*Data excerpts*:
----------
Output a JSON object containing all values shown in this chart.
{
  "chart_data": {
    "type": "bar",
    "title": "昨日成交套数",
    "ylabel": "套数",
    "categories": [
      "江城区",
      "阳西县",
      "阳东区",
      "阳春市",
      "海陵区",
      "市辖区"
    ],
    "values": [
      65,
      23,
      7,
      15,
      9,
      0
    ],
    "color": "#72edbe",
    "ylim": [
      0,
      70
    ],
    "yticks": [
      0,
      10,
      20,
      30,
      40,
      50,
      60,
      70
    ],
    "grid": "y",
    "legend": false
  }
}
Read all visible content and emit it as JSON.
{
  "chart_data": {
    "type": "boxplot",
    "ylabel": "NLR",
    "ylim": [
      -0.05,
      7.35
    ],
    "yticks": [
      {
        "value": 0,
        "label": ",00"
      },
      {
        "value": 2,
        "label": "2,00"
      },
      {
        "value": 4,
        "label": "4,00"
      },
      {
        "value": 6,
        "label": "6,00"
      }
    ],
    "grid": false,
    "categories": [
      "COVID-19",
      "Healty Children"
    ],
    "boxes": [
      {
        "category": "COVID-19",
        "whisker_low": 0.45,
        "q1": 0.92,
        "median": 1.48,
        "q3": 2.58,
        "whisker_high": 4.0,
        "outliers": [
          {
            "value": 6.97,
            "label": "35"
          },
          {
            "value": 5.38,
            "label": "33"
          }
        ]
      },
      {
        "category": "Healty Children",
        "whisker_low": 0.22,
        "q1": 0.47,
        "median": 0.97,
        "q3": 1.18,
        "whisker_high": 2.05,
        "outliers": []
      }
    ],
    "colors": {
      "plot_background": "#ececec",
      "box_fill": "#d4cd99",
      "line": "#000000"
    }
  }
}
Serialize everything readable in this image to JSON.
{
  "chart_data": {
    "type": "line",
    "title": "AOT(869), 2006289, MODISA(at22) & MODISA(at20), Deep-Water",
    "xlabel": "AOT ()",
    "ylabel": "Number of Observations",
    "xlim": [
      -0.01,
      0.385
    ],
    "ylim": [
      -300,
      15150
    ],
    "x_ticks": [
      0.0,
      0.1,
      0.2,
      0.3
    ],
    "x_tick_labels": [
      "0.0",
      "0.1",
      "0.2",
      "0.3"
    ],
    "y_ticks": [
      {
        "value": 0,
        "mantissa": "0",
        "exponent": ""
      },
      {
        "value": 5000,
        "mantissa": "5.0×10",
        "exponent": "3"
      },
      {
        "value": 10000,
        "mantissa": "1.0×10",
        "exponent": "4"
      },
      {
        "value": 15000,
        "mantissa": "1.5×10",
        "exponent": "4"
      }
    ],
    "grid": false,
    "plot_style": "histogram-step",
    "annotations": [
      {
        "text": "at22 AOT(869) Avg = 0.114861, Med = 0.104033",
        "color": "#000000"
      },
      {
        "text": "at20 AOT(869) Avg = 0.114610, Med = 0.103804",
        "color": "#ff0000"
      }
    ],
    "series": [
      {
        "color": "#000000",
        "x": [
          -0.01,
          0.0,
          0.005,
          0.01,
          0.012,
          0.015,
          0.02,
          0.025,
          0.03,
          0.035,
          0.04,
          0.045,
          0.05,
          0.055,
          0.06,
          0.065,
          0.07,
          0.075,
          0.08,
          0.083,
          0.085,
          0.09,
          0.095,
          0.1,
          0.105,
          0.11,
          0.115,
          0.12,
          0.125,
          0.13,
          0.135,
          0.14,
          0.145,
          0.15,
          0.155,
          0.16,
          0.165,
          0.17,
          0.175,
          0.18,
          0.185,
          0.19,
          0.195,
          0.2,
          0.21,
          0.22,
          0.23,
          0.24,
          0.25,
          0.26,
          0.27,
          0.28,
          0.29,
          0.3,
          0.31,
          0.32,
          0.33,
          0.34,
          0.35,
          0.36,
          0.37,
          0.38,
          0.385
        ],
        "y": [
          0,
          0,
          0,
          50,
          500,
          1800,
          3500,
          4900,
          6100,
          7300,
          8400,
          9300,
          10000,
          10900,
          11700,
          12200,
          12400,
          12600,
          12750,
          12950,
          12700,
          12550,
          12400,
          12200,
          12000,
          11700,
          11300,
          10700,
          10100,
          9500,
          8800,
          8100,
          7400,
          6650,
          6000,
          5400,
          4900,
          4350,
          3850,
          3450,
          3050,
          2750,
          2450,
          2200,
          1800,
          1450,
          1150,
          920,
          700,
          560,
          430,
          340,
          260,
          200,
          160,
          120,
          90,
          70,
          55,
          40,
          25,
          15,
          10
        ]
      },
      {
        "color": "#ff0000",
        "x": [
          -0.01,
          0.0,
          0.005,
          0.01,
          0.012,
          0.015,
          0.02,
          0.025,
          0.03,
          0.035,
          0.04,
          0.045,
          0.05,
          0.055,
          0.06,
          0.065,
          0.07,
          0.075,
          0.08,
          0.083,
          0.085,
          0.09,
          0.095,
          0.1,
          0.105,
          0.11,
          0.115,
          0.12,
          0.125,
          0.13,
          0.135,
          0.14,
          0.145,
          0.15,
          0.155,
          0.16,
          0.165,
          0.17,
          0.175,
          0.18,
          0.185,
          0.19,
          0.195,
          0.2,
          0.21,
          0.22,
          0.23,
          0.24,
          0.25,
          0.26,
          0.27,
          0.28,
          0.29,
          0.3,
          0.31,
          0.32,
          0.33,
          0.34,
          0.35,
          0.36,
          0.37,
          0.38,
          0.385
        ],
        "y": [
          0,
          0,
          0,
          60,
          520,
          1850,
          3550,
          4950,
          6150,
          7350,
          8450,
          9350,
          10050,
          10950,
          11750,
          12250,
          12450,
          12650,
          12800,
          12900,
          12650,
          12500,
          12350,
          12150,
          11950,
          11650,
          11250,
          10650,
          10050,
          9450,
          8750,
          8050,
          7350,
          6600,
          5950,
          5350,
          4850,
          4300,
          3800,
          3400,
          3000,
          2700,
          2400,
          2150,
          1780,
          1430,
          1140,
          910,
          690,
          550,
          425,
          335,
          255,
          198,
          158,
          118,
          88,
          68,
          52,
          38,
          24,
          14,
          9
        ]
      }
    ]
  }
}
----------
Write out every line of the listing that holds the word "values".

*Completed exercise*:
Output a JSON object containing all values shown in this chart.
    "values": [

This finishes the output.